# [Task statement]
Can you transcribe the data exactly? Leave the pictures out.

Entries from a dataset
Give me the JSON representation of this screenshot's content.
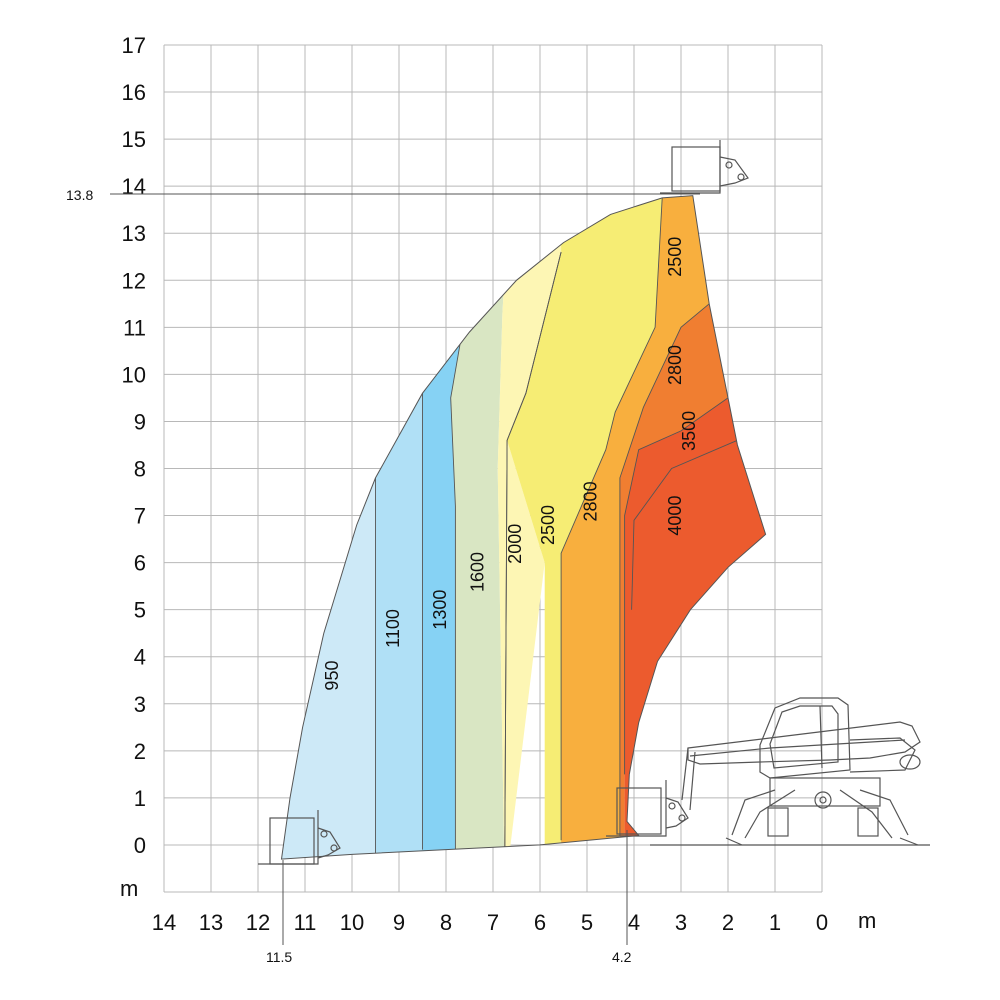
{
  "chart_data": {
    "type": "area",
    "title": "",
    "xlabel": "m",
    "ylabel": "m",
    "x_reversed": true,
    "xlim": [
      0,
      14
    ],
    "ylim": [
      -1,
      17
    ],
    "grid": true,
    "x_ticks": [
      "14",
      "13",
      "12",
      "11",
      "10",
      "9",
      "8",
      "7",
      "6",
      "5",
      "4",
      "3",
      "2",
      "1",
      "0"
    ],
    "y_ticks": [
      "17",
      "16",
      "15",
      "14",
      "13",
      "12",
      "11",
      "10",
      "9",
      "8",
      "7",
      "6",
      "5",
      "4",
      "3",
      "2",
      "1",
      "0"
    ],
    "annotations": {
      "max_height": "13.8",
      "max_reach": "11.5",
      "inner_reach": "4.2"
    },
    "envelope": {
      "outer_arc": [
        [
          11.5,
          -0.3
        ],
        [
          11.32,
          1
        ],
        [
          11.05,
          2.5
        ],
        [
          10.6,
          4.5
        ],
        [
          9.9,
          6.8
        ],
        [
          9.5,
          7.8
        ],
        [
          8.5,
          9.6
        ],
        [
          7.5,
          10.9
        ],
        [
          6.5,
          12
        ],
        [
          5.5,
          12.8
        ],
        [
          4.5,
          13.4
        ],
        [
          3.4,
          13.75
        ],
        [
          2.75,
          13.8
        ]
      ],
      "right_edge": [
        [
          2.75,
          13.8
        ],
        [
          2.4,
          11.5
        ],
        [
          2.0,
          9.5
        ],
        [
          1.8,
          8.5
        ],
        [
          1.2,
          6.6
        ]
      ],
      "inner_arc": [
        [
          1.2,
          6.6
        ],
        [
          2.0,
          5.9
        ],
        [
          2.8,
          5.0
        ],
        [
          3.5,
          3.9
        ],
        [
          3.9,
          2.6
        ],
        [
          4.1,
          1.5
        ],
        [
          4.15,
          0.5
        ],
        [
          3.9,
          0.2
        ]
      ],
      "bottom": [
        [
          3.9,
          0.2
        ],
        [
          6.0,
          0.0
        ],
        [
          8.0,
          -0.1
        ],
        [
          10.0,
          -0.2
        ],
        [
          11.5,
          -0.3
        ]
      ]
    },
    "zones": [
      {
        "label": "950",
        "capacity": 950,
        "color": "#cde9f7"
      },
      {
        "label": "1100",
        "capacity": 1100,
        "color": "#b0e0f6"
      },
      {
        "label": "1300",
        "capacity": 1300,
        "color": "#86d2f4"
      },
      {
        "label": "1600",
        "capacity": 1600,
        "color": "#d9e6c3"
      },
      {
        "label": "2000",
        "capacity": 2000,
        "color": "#fdf6b4"
      },
      {
        "label": "2500",
        "capacity": 2500,
        "color": "#f6ed74"
      },
      {
        "label": "2800",
        "capacity": 2800,
        "color": "#f8af3e"
      },
      {
        "label": "3500",
        "capacity": 3500,
        "color": "#f07e31"
      },
      {
        "label": "4000",
        "capacity": 4000,
        "color": "#ec5b2e"
      }
    ],
    "zone_boundaries": {
      "b950_1100": [
        [
          9.5,
          8.7
        ],
        [
          9.5,
          -0.2
        ]
      ],
      "b1100_1300": [
        [
          8.5,
          10.6
        ],
        [
          8.5,
          5.8
        ],
        [
          8.5,
          -0.1
        ]
      ],
      "b1300_1600": [
        [
          7.5,
          11.8
        ],
        [
          7.9,
          9.5
        ],
        [
          7.8,
          7.2
        ],
        [
          7.8,
          -0.1
        ]
      ],
      "b1600_2000": [
        [
          5.55,
          12.6
        ],
        [
          6.3,
          9.6
        ],
        [
          6.7,
          8.6
        ],
        [
          6.75,
          -0.1
        ]
      ],
      "b2000_2500": [
        [
          5.55,
          12.6
        ],
        [
          6.3,
          9.6
        ],
        [
          6.7,
          8.6
        ],
        [
          6.75,
          -0.1
        ]
      ],
      "b2500_2800": [
        [
          3.4,
          13.75
        ],
        [
          3.55,
          11.0
        ],
        [
          4.4,
          9.2
        ],
        [
          4.6,
          8.4
        ],
        [
          5.55,
          6.2
        ],
        [
          5.55,
          0.1
        ]
      ],
      "b2800_3500": [
        [
          2.4,
          11.5
        ],
        [
          3.0,
          11.0
        ],
        [
          3.8,
          9.3
        ],
        [
          4.3,
          7.8
        ],
        [
          4.3,
          6.6
        ],
        [
          4.3,
          0.2
        ]
      ],
      "b3500_4000": [
        [
          2.0,
          9.5
        ],
        [
          3.0,
          8.8
        ],
        [
          3.9,
          8.4
        ],
        [
          4.2,
          7.0
        ],
        [
          4.2,
          1.5
        ]
      ],
      "b4000_inner": [
        [
          1.8,
          8.6
        ],
        [
          3.2,
          8.0
        ],
        [
          4.0,
          6.9
        ],
        [
          4.05,
          5.0
        ]
      ]
    },
    "zone_label_positions": [
      [
        "950",
        10.3,
        3.6
      ],
      [
        "1100",
        9.0,
        4.6
      ],
      [
        "1300",
        8.0,
        5.0
      ],
      [
        "1600",
        7.2,
        5.8
      ],
      [
        "2000",
        6.4,
        6.4
      ],
      [
        "2500",
        5.7,
        6.8
      ],
      [
        "2800",
        4.8,
        7.3
      ],
      [
        "3500",
        2.7,
        8.8
      ],
      [
        "4000",
        3.0,
        7.0
      ],
      [
        "2800",
        3.0,
        10.2
      ],
      [
        "2500",
        3.0,
        12.5
      ]
    ]
  }
}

# [Reply]
Give me the JSON representation of this screenshot's content.
{
  "chart_data": {
    "type": "area",
    "title": "",
    "xlabel": "m",
    "ylabel": "m",
    "x_reversed": true,
    "xlim": [
      0,
      14
    ],
    "ylim": [
      -1,
      17
    ],
    "grid": true,
    "x_ticks": [
      "14",
      "13",
      "12",
      "11",
      "10",
      "9",
      "8",
      "7",
      "6",
      "5",
      "4",
      "3",
      "2",
      "1",
      "0"
    ],
    "y_ticks": [
      "17",
      "16",
      "15",
      "14",
      "13",
      "12",
      "11",
      "10",
      "9",
      "8",
      "7",
      "6",
      "5",
      "4",
      "3",
      "2",
      "1",
      "0"
    ],
    "annotations": {
      "max_height": "13.8",
      "max_reach": "11.5",
      "inner_reach": "4.2"
    },
    "envelope": {
      "outer_arc": [
        [
          11.5,
          -0.3
        ],
        [
          11.32,
          1
        ],
        [
          11.05,
          2.5
        ],
        [
          10.6,
          4.5
        ],
        [
          9.9,
          6.8
        ],
        [
          9.5,
          7.8
        ],
        [
          8.5,
          9.6
        ],
        [
          7.5,
          10.9
        ],
        [
          6.5,
          12
        ],
        [
          5.5,
          12.8
        ],
        [
          4.5,
          13.4
        ],
        [
          3.4,
          13.75
        ],
        [
          2.75,
          13.8
        ]
      ],
      "right_edge": [
        [
          2.75,
          13.8
        ],
        [
          2.4,
          11.5
        ],
        [
          2.0,
          9.5
        ],
        [
          1.8,
          8.5
        ],
        [
          1.2,
          6.6
        ]
      ],
      "inner_arc": [
        [
          1.2,
          6.6
        ],
        [
          2.0,
          5.9
        ],
        [
          2.8,
          5.0
        ],
        [
          3.5,
          3.9
        ],
        [
          3.9,
          2.6
        ],
        [
          4.1,
          1.5
        ],
        [
          4.15,
          0.5
        ],
        [
          3.9,
          0.2
        ]
      ],
      "bottom": [
        [
          3.9,
          0.2
        ],
        [
          6.0,
          0.0
        ],
        [
          8.0,
          -0.1
        ],
        [
          10.0,
          -0.2
        ],
        [
          11.5,
          -0.3
        ]
      ]
    },
    "zones": [
      {
        "label": "950",
        "capacity": 950,
        "color": "#cde9f7"
      },
      {
        "label": "1100",
        "capacity": 1100,
        "color": "#b0e0f6"
      },
      {
        "label": "1300",
        "capacity": 1300,
        "color": "#86d2f4"
      },
      {
        "label": "1600",
        "capacity": 1600,
        "color": "#d9e6c3"
      },
      {
        "label": "2000",
        "capacity": 2000,
        "color": "#fdf6b4"
      },
      {
        "label": "2500",
        "capacity": 2500,
        "color": "#f6ed74"
      },
      {
        "label": "2800",
        "capacity": 2800,
        "color": "#f8af3e"
      },
      {
        "label": "3500",
        "capacity": 3500,
        "color": "#f07e31"
      },
      {
        "label": "4000",
        "capacity": 4000,
        "color": "#ec5b2e"
      }
    ],
    "zone_boundaries": {
      "b950_1100": [
        [
          9.5,
          8.7
        ],
        [
          9.5,
          -0.2
        ]
      ],
      "b1100_1300": [
        [
          8.5,
          10.6
        ],
        [
          8.5,
          5.8
        ],
        [
          8.5,
          -0.1
        ]
      ],
      "b1300_1600": [
        [
          7.5,
          11.8
        ],
        [
          7.9,
          9.5
        ],
        [
          7.8,
          7.2
        ],
        [
          7.8,
          -0.1
        ]
      ],
      "b1600_2000": [
        [
          5.55,
          12.6
        ],
        [
          6.3,
          9.6
        ],
        [
          6.7,
          8.6
        ],
        [
          6.75,
          -0.1
        ]
      ],
      "b2000_2500": [
        [
          5.55,
          12.6
        ],
        [
          6.3,
          9.6
        ],
        [
          6.7,
          8.6
        ],
        [
          6.75,
          -0.1
        ]
      ],
      "b2500_2800": [
        [
          3.4,
          13.75
        ],
        [
          3.55,
          11.0
        ],
        [
          4.4,
          9.2
        ],
        [
          4.6,
          8.4
        ],
        [
          5.55,
          6.2
        ],
        [
          5.55,
          0.1
        ]
      ],
      "b2800_3500": [
        [
          2.4,
          11.5
        ],
        [
          3.0,
          11.0
        ],
        [
          3.8,
          9.3
        ],
        [
          4.3,
          7.8
        ],
        [
          4.3,
          6.6
        ],
        [
          4.3,
          0.2
        ]
      ],
      "b3500_4000": [
        [
          2.0,
          9.5
        ],
        [
          3.0,
          8.8
        ],
        [
          3.9,
          8.4
        ],
        [
          4.2,
          7.0
        ],
        [
          4.2,
          1.5
        ]
      ],
      "b4000_inner": [
        [
          1.8,
          8.6
        ],
        [
          3.2,
          8.0
        ],
        [
          4.0,
          6.9
        ],
        [
          4.05,
          5.0
        ]
      ]
    },
    "zone_label_positions": [
      [
        "950",
        10.3,
        3.6
      ],
      [
        "1100",
        9.0,
        4.6
      ],
      [
        "1300",
        8.0,
        5.0
      ],
      [
        "1600",
        7.2,
        5.8
      ],
      [
        "2000",
        6.4,
        6.4
      ],
      [
        "2500",
        5.7,
        6.8
      ],
      [
        "2800",
        4.8,
        7.3
      ],
      [
        "3500",
        2.7,
        8.8
      ],
      [
        "4000",
        3.0,
        7.0
      ],
      [
        "2800",
        3.0,
        10.2
      ],
      [
        "2500",
        3.0,
        12.5
      ]
    ]
  }
}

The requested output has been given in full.